Given task: Your task is to retype each line of the data below exactly.
------ Supplied entries
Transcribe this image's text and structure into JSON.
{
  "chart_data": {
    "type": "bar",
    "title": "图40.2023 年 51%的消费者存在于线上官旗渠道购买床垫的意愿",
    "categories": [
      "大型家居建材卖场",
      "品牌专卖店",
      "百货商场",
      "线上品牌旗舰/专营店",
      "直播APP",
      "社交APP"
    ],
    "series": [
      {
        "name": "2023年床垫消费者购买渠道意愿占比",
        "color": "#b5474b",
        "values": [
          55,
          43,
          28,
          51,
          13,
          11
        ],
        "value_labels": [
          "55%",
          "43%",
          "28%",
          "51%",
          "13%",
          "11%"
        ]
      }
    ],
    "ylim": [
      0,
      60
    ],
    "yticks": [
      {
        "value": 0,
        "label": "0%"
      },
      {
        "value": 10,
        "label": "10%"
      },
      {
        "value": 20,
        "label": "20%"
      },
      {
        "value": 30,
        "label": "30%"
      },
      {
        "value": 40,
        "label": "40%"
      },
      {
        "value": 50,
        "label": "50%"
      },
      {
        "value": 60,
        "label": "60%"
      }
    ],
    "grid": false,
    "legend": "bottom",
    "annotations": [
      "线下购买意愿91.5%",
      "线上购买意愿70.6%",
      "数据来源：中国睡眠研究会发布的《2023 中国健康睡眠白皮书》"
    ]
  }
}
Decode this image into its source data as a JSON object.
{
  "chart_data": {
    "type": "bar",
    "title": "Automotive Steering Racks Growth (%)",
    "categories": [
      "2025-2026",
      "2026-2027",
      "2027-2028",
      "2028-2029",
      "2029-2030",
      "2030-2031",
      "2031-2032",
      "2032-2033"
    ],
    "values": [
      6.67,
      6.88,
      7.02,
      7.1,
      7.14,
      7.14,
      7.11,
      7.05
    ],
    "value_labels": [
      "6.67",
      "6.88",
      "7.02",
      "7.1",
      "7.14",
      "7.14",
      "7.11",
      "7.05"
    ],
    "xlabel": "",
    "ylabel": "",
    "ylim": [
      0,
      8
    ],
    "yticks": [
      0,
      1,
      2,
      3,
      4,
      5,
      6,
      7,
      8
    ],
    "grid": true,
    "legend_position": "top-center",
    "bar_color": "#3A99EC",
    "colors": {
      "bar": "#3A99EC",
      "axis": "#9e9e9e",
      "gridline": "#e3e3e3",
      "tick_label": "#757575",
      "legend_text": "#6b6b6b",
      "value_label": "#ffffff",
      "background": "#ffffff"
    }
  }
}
------------
Written reply:
Transcribe this image's text and structure into JSON.
{
  "chart_data": {
    "type": "bar",
    "title": "图40.2023 年 51%的消费者存在于线上官旗渠道购买床垫的意愿",
    "categories": [
      "大型家居建材卖场",
      "品牌专卖店",
      "百货商场",
      "线上品牌旗舰/专营店",
      "直播APP",
      "社交APP"
    ],
    "series": [
      {
        "name": "2023年床垫消费者购买渠道意愿占比",
        "color": "#b5474b",
        "values": [
          55,
          43,
          28,
          51,
          13,
          11
        ],
        "value_labels": [
          "55%",
          "43%",
          "28%",
          "51%",
          "13%",
          "11%"
        ]
      }
    ],
    "ylim": [
      0,
      60
    ],
    "yticks": [
      {
        "value": 0,
        "label": "0%"
      },
      {
        "value": 10,
        "label": "10%"
      },
      {
        "value": 20,
        "label": "20%"
      },
      {
        "value": 30,
        "label": "30%"
      },
      {
        "value": 40,
        "label": "40%"
      },
      {
        "value": 50,
        "label": "50%"
      },
      {
        "value": 60,
        "label": "60%"
      }
    ],
    "grid": false,
    "legend": "bottom",
    "annotations": [
      "线下购买意愿91.5%",
      "线上购买意愿70.6%",
      "数据来源：中国睡眠研究会发布的《2023 中国健康睡眠白皮书》"
    ]
  }
}
Decode this image into its source data as a JSON object.
{
  "chart_data": {
    "type": "bar",
    "title": "Automotive Steering Racks Growth (%)",
    "categories": [
      "2025-2026",
      "2026-2027",
      "2027-2028",
      "2028-2029",
      "2029-2030",
      "2030-2031",
      "2031-2032",
      "2032-2033"
    ],
    "values": [
      6.67,
      6.88,
      7.02,
      7.1,
      7.14,
      7.14,
      7.11,
      7.05
    ],
    "value_labels": [
      "6.67",
      "6.88",
      "7.02",
      "7.1",
      "7.14",
      "7.14",
      "7.11",
      "7.05"
    ],
    "xlabel": "",
    "ylabel": "",
    "ylim": [
      0,
      8
    ],
    "yticks": [
      0,
      1,
      2,
      3,
      4,
      5,
      6,
      7,
      8
    ],
    "grid": true,
    "legend_position": "top-center",
    "bar_color": "#3A99EC",
    "colors": {
      "bar": "#3A99EC",
      "axis": "#9e9e9e",
      "gridline": "#e3e3e3",
      "tick_label": "#757575",
      "legend_text": "#6b6b6b",
      "value_label": "#ffffff",
      "background": "#ffffff"
    }
  }
}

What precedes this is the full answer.